Information supplied:
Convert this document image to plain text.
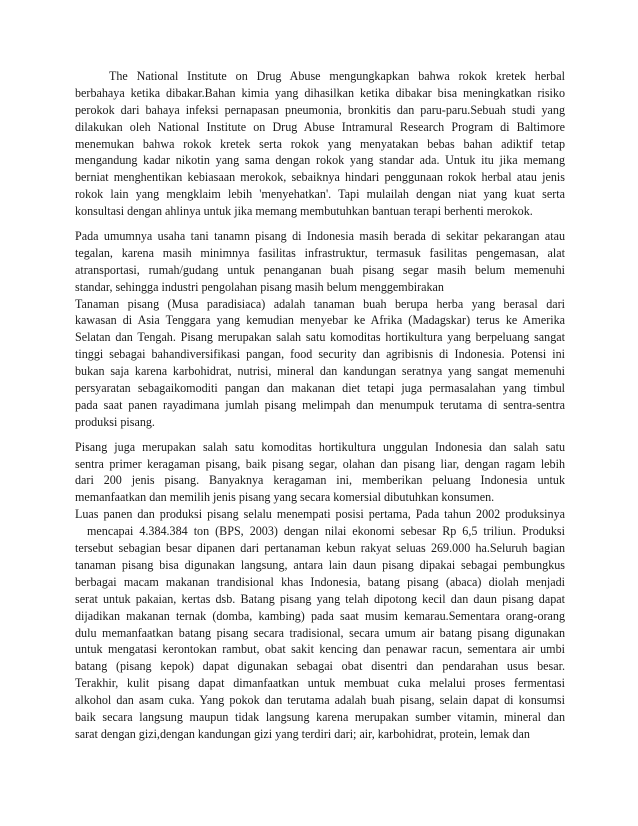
The National Institute on Drug Abuse mengungkapkan bahwa rokok kretek herbal
berbahaya ketika dibakar.Bahan kimia yang dihasilkan ketika dibakar bisa meningkatkan risiko
perokok dari bahaya infeksi pernapasan pneumonia, bronkitis dan paru-paru.Sebuah studi yang
dilakukan oleh National Institute on Drug Abuse Intramural Research Program di Baltimore
menemukan bahwa rokok kretek serta rokok yang menyatakan bebas bahan adiktif tetap
mengandung kadar nikotin yang sama dengan rokok yang standar ada. Untuk itu jika memang
berniat menghentikan kebiasaan merokok, sebaiknya hindari penggunaan rokok herbal atau jenis
rokok lain yang mengklaim lebih 'menyehatkan'. Tapi mulailah dengan niat yang kuat serta
konsultasi dengan ahlinya untuk jika memang membutuhkan bantuan terapi berhenti merokok.
Pada umumnya usaha tani tanamn pisang di Indonesia masih berada di sekitar pekarangan atau
tegalan, karena masih minimnya fasilitas infrastruktur, termasuk fasilitas pengemasan, alat
atransportasi, rumah/gudang untuk penanganan buah pisang segar masih belum memenuhi
standar, sehingga industri pengolahan pisang masih belum menggembirakan
Tanaman pisang (Musa paradisiaca) adalah tanaman buah berupa herba yang berasal dari
kawasan di Asia Tenggara yang kemudian menyebar ke Afrika (Madagskar) terus ke Amerika
Selatan dan Tengah. Pisang merupakan salah satu komoditas hortikultura yang berpeluang sangat
tinggi sebagai bahandiversifikasi pangan, food security dan agribisnis di Indonesia. Potensi ini
bukan saja karena karbohidrat, nutrisi, mineral dan kandungan seratnya yang sangat memenuhi
persyaratan sebagaikomoditi pangan dan makanan diet tetapi juga permasalahan yang timbul
pada saat panen rayadimana jumlah pisang melimpah dan menumpuk terutama di sentra-sentra
produksi pisang.
Pisang juga merupakan salah satu komoditas hortikultura unggulan Indonesia dan salah satu
sentra primer keragaman pisang, baik pisang segar, olahan dan pisang liar, dengan ragam lebih
dari 200 jenis pisang. Banyaknya keragaman ini, memberikan peluang Indonesia untuk
memanfaatkan dan memilih jenis pisang yang secara komersial dibutuhkan konsumen.
Luas panen dan produksi pisang selalu menempati posisi pertama, Pada tahun 2002 produksinya
mencapai 4.384.384 ton (BPS, 2003) dengan nilai ekonomi sebesar Rp 6,5 triliun. Produksi
tersebut sebagian besar dipanen dari pertanaman kebun rakyat seluas 269.000 ha.Seluruh bagian
tanaman pisang bisa digunakan langsung, antara lain daun pisang dipakai sebagai pembungkus
berbagai macam makanan trandisional khas Indonesia, batang pisang (abaca) diolah menjadi
serat untuk pakaian, kertas dsb. Batang pisang yang telah dipotong kecil dan daun pisang dapat
dijadikan makanan ternak (domba, kambing) pada saat musim kemarau.Sementara orang-orang
dulu memanfaatkan batang pisang secara tradisional, secara umum air batang pisang digunakan
untuk mengatasi kerontokan rambut, obat sakit kencing dan penawar racun, sementara air umbi
batang (pisang kepok) dapat digunakan sebagai obat disentri dan pendarahan usus besar.
Terakhir, kulit pisang dapat dimanfaatkan untuk membuat cuka melalui proses fermentasi
alkohol dan asam cuka. Yang pokok dan terutama adalah buah pisang, selain dapat di konsumsi
baik secara langsung maupun tidak langsung karena merupakan sumber vitamin, mineral dan
sarat dengan gizi,dengan kandungan gizi yang terdiri dari; air, karbohidrat, protein, lemak dan
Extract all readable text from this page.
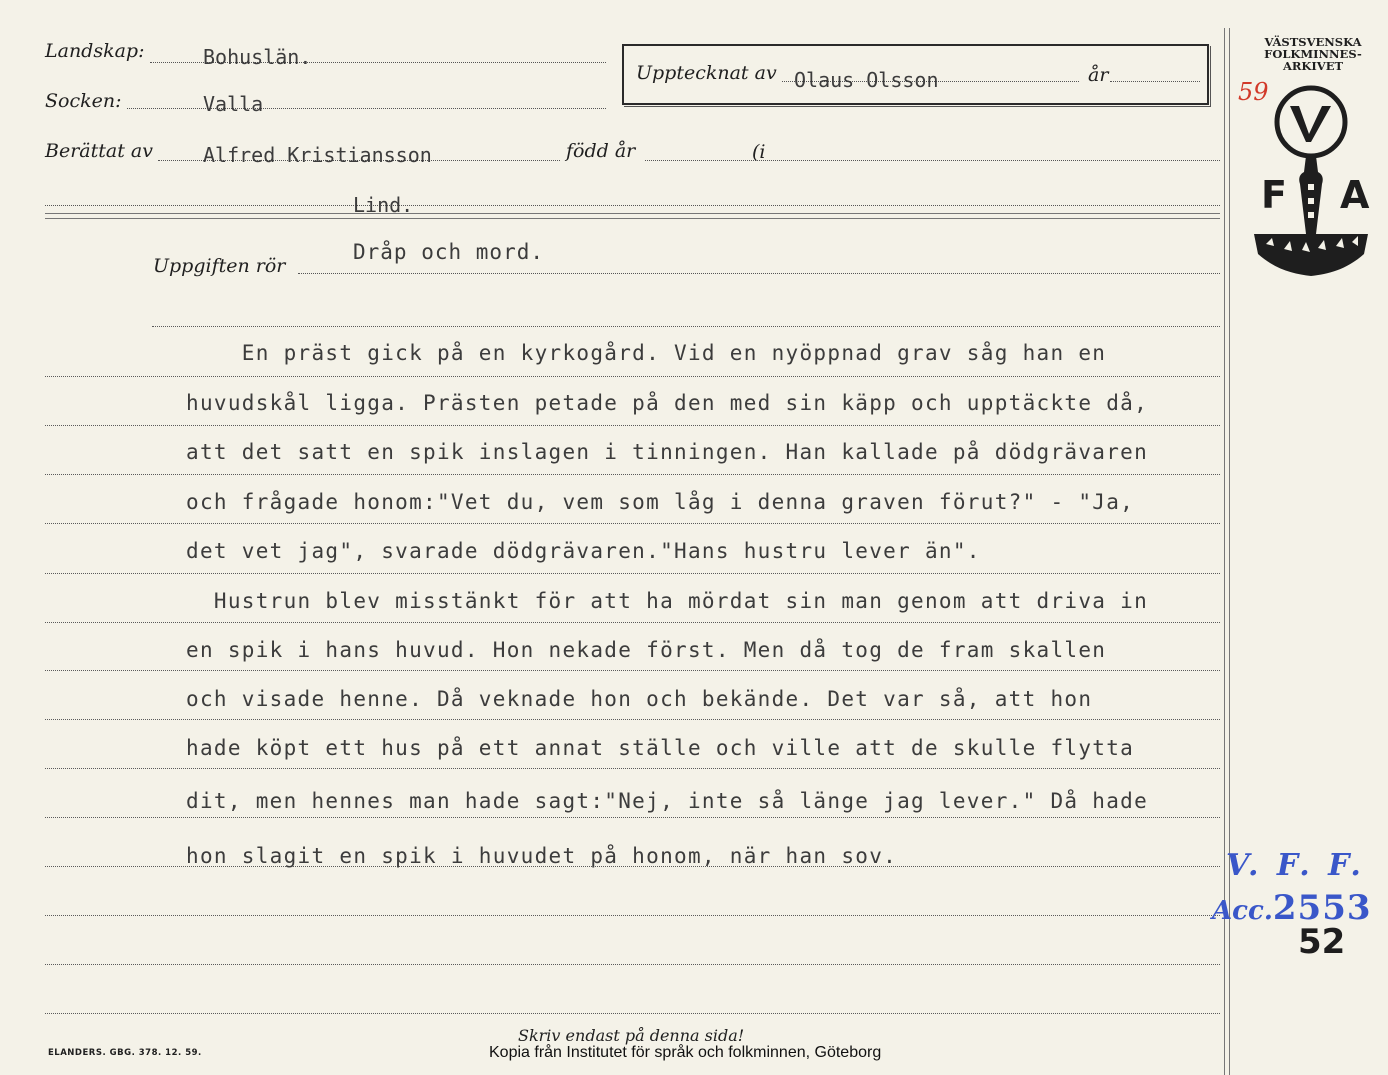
Landskap:	Bohuslän.
Socken:	Valla
Berättat av	Alfred Kristiansson	född år	(i
Lind.
Upptecknat av Olaus Olsson	år
Uppgiften rör
Dråp och mord.
En präst gick på en kyrkogård. Vid en nyöppnad grav såg han en
huvudskål ligga. Prästen petade på den med sin käpp och upptäckte då,
att det satt en spik inslagen i tinningen. Han kallade på dödgrävaren
och frågade honom:"Vet du, vem som låg i denna graven förut?" - "Ja,
det vet jag", svarade dödgrävaren."Hans hustru lever än".
Hustrun blev misstänkt för att ha mördat sin man genom att driva in
en spik i hans huvud. Hon nekade först. Men då tog de fram skallen
och visade henne. Då veknade hon och bekände. Det var så, att hon
hade köpt ett hus på ett annat ställe och ville att de skulle flytta
dit, men hennes man hade sagt:"Nej, inte så länge jag lever." Då hade
hon slagit en spik i huvudet på honom, när han sov.
VÄSTSVENSKA
FOLKMINNES-
ARKIVET
F A
59
V. F. F.
Acc.2553
52
Skriv endast på denna sida!
ELANDERS. GBG. 378. 12. 59.	Kopia från Institutet för språk och folkminnen, Göteborg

Assignment: Write out the entries above verbatim, without pictures.

Answer to this exercise:
Convert this document image to plain text.
The National Institute on Drug Abuse mengungkapkan bahwa rokok kretek herbal
berbahaya ketika dibakar.Bahan kimia yang dihasilkan ketika dibakar bisa meningkatkan risiko
perokok dari bahaya infeksi pernapasan pneumonia, bronkitis dan paru-paru.Sebuah studi yang
dilakukan oleh National Institute on Drug Abuse Intramural Research Program di Baltimore
menemukan bahwa rokok kretek serta rokok yang menyatakan bebas bahan adiktif tetap
mengandung kadar nikotin yang sama dengan rokok yang standar ada. Untuk itu jika memang
berniat menghentikan kebiasaan merokok, sebaiknya hindari penggunaan rokok herbal atau jenis
rokok lain yang mengklaim lebih 'menyehatkan'. Tapi mulailah dengan niat yang kuat serta
konsultasi dengan ahlinya untuk jika memang membutuhkan bantuan terapi berhenti merokok.
Pada umumnya usaha tani tanamn pisang di Indonesia masih berada di sekitar pekarangan atau
tegalan, karena masih minimnya fasilitas infrastruktur, termasuk fasilitas pengemasan, alat
atransportasi, rumah/gudang untuk penanganan buah pisang segar masih belum memenuhi
standar, sehingga industri pengolahan pisang masih belum menggembirakan
Tanaman pisang (Musa paradisiaca) adalah tanaman buah berupa herba yang berasal dari
kawasan di Asia Tenggara yang kemudian menyebar ke Afrika (Madagskar) terus ke Amerika
Selatan dan Tengah. Pisang merupakan salah satu komoditas hortikultura yang berpeluang sangat
tinggi sebagai bahandiversifikasi pangan, food security dan agribisnis di Indonesia. Potensi ini
bukan saja karena karbohidrat, nutrisi, mineral dan kandungan seratnya yang sangat memenuhi
persyaratan sebagaikomoditi pangan dan makanan diet tetapi juga permasalahan yang timbul
pada saat panen rayadimana jumlah pisang melimpah dan menumpuk terutama di sentra-sentra
produksi pisang.
Pisang juga merupakan salah satu komoditas hortikultura unggulan Indonesia dan salah satu
sentra primer keragaman pisang, baik pisang segar, olahan dan pisang liar, dengan ragam lebih
dari 200 jenis pisang. Banyaknya keragaman ini, memberikan peluang Indonesia untuk
memanfaatkan dan memilih jenis pisang yang secara komersial dibutuhkan konsumen.
Luas panen dan produksi pisang selalu menempati posisi pertama, Pada tahun 2002 produksinya
mencapai 4.384.384 ton (BPS, 2003) dengan nilai ekonomi sebesar Rp 6,5 triliun. Produksi
tersebut sebagian besar dipanen dari pertanaman kebun rakyat seluas 269.000 ha.Seluruh bagian
tanaman pisang bisa digunakan langsung, antara lain daun pisang dipakai sebagai pembungkus
berbagai macam makanan trandisional khas Indonesia, batang pisang (abaca) diolah menjadi
serat untuk pakaian, kertas dsb. Batang pisang yang telah dipotong kecil dan daun pisang dapat
dijadikan makanan ternak (domba, kambing) pada saat musim kemarau.Sementara orang-orang
dulu memanfaatkan batang pisang secara tradisional, secara umum air batang pisang digunakan
untuk mengatasi kerontokan rambut, obat sakit kencing dan penawar racun, sementara air umbi
batang (pisang kepok) dapat digunakan sebagai obat disentri dan pendarahan usus besar.
Terakhir, kulit pisang dapat dimanfaatkan untuk membuat cuka melalui proses fermentasi
alkohol dan asam cuka. Yang pokok dan terutama adalah buah pisang, selain dapat di konsumsi
baik secara langsung maupun tidak langsung karena merupakan sumber vitamin, mineral dan
sarat dengan gizi,dengan kandungan gizi yang terdiri dari; air, karbohidrat, protein, lemak dan
Extract all readable text from this page.
Landskap:	Bohuslän.
Socken:	Valla
Berättat av	Alfred Kristiansson	född år	(i
Lind.
Upptecknat av Olaus Olsson	år
Uppgiften rör
Dråp och mord.
En präst gick på en kyrkogård. Vid en nyöppnad grav såg han en
huvudskål ligga. Prästen petade på den med sin käpp och upptäckte då,
att det satt en spik inslagen i tinningen. Han kallade på dödgrävaren
och frågade honom:"Vet du, vem som låg i denna graven förut?" - "Ja,
det vet jag", svarade dödgrävaren."Hans hustru lever än".
Hustrun blev misstänkt för att ha mördat sin man genom att driva in
en spik i hans huvud. Hon nekade först. Men då tog de fram skallen
och visade henne. Då veknade hon och bekände. Det var så, att hon
hade köpt ett hus på ett annat ställe och ville att de skulle flytta
dit, men hennes man hade sagt:"Nej, inte så länge jag lever." Då hade
hon slagit en spik i huvudet på honom, när han sov.
VÄSTSVENSKA
FOLKMINNES-
ARKIVET
F A
59
V. F. F.
Acc.2553
52
Skriv endast på denna sida!
ELANDERS. GBG. 378. 12. 59.	Kopia från Institutet för språk och folkminnen, Göteborg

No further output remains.